#### THE TASK:
Retype all material exactly. Pictures stay out of the copy.

--- START SUPPLIED MATERIAL ---

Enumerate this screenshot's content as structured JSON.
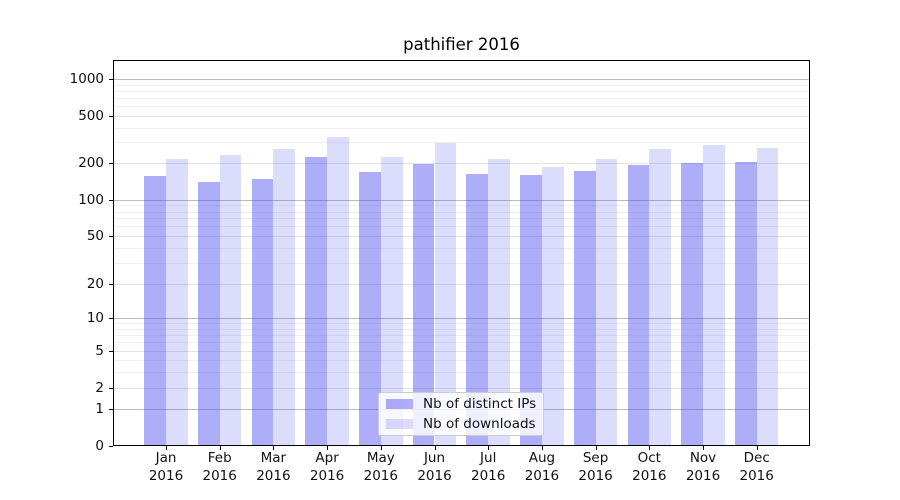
{
  "chart_data": {
    "type": "bar",
    "title": "pathifier 2016",
    "categories": [
      "Jan",
      "Feb",
      "Mar",
      "Apr",
      "May",
      "Jun",
      "Jul",
      "Aug",
      "Sep",
      "Oct",
      "Nov",
      "Dec"
    ],
    "category_year": "2016",
    "series": [
      {
        "name": "Nb of distinct IPs",
        "color": "rgba(68,68,238,0.44)",
        "color_hex_composited": "#a9a9f5",
        "values": [
          158,
          141,
          148,
          226,
          170,
          198,
          164,
          160,
          172,
          193,
          200,
          204
        ]
      },
      {
        "name": "Nb of downloads",
        "color": "rgba(68,68,238,0.19)",
        "color_hex_composited": "#dcdcf9",
        "values": [
          217,
          236,
          266,
          336,
          226,
          295,
          216,
          188,
          217,
          264,
          285,
          270
        ]
      }
    ],
    "xlabel": "",
    "ylabel": "",
    "yscale": "symlog",
    "yticks": [
      0,
      1,
      2,
      5,
      10,
      20,
      50,
      100,
      200,
      500,
      1000
    ],
    "ylim": [
      0,
      1440
    ],
    "grid": true,
    "legend_position": "lower center"
  }
}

--- END SUPPLIED MATERIAL ---

#### COMPLETE OUTPUT:
Enumerate this screenshot's content as structured JSON.
{
  "chart_data": {
    "type": "bar",
    "title": "pathifier 2016",
    "categories": [
      "Jan",
      "Feb",
      "Mar",
      "Apr",
      "May",
      "Jun",
      "Jul",
      "Aug",
      "Sep",
      "Oct",
      "Nov",
      "Dec"
    ],
    "category_year": "2016",
    "series": [
      {
        "name": "Nb of distinct IPs",
        "color": "rgba(68,68,238,0.44)",
        "color_hex_composited": "#a9a9f5",
        "values": [
          158,
          141,
          148,
          226,
          170,
          198,
          164,
          160,
          172,
          193,
          200,
          204
        ]
      },
      {
        "name": "Nb of downloads",
        "color": "rgba(68,68,238,0.19)",
        "color_hex_composited": "#dcdcf9",
        "values": [
          217,
          236,
          266,
          336,
          226,
          295,
          216,
          188,
          217,
          264,
          285,
          270
        ]
      }
    ],
    "xlabel": "",
    "ylabel": "",
    "yscale": "symlog",
    "yticks": [
      0,
      1,
      2,
      5,
      10,
      20,
      50,
      100,
      200,
      500,
      1000
    ],
    "ylim": [
      0,
      1440
    ],
    "grid": true,
    "legend_position": "lower center"
  }
}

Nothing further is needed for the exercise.